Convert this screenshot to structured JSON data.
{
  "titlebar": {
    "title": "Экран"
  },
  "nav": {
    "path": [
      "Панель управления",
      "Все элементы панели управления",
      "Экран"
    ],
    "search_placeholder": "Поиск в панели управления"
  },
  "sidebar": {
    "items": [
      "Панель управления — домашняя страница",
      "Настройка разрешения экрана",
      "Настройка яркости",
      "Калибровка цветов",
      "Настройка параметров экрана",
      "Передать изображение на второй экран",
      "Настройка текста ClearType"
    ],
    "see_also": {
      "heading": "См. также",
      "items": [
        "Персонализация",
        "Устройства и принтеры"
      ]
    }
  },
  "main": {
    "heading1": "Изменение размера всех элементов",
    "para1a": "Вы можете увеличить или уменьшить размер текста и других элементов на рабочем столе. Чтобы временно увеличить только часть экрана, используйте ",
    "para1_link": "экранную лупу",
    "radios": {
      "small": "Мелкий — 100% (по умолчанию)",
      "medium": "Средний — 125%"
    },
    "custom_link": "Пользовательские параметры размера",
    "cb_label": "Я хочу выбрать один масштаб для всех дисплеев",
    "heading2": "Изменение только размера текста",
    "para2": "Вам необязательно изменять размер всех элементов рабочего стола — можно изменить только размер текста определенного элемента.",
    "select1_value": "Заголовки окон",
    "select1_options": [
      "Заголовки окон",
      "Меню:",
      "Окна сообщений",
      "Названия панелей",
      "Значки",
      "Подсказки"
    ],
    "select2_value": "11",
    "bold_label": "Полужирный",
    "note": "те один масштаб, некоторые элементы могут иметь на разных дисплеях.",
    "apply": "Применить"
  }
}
======
Exercise requirements: Exactly as shown above, return every record.

Result below:
Convert this screenshot to structured JSON data.
{
  "titlebar": {
    "title": "Экран"
  },
  "nav": {
    "path": [
      "Панель управления",
      "Все элементы панели управления",
      "Экран"
    ],
    "search_placeholder": "Поиск в панели управления"
  },
  "sidebar": {
    "items": [
      "Панель управления — домашняя страница",
      "Настройка разрешения экрана",
      "Настройка яркости",
      "Калибровка цветов",
      "Настройка параметров экрана",
      "Передать изображение на второй экран",
      "Настройка текста ClearType"
    ],
    "see_also": {
      "heading": "См. также",
      "items": [
        "Персонализация",
        "Устройства и принтеры"
      ]
    }
  },
  "main": {
    "heading1": "Изменение размера всех элементов",
    "para1a": "Вы можете увеличить или уменьшить размер текста и других элементов на рабочем столе. Чтобы временно увеличить только часть экрана, используйте ",
    "para1_link": "экранную лупу",
    "radios": {
      "small": "Мелкий — 100% (по умолчанию)",
      "medium": "Средний — 125%"
    },
    "custom_link": "Пользовательские параметры размера",
    "cb_label": "Я хочу выбрать один масштаб для всех дисплеев",
    "heading2": "Изменение только размера текста",
    "para2": "Вам необязательно изменять размер всех элементов рабочего стола — можно изменить только размер текста определенного элемента.",
    "select1_value": "Заголовки окон",
    "select1_options": [
      "Заголовки окон",
      "Меню:",
      "Окна сообщений",
      "Названия панелей",
      "Значки",
      "Подсказки"
    ],
    "select2_value": "11",
    "bold_label": "Полужирный",
    "note": "те один масштаб, некоторые элементы могут иметь на разных дисплеях.",
    "apply": "Применить"
  }
}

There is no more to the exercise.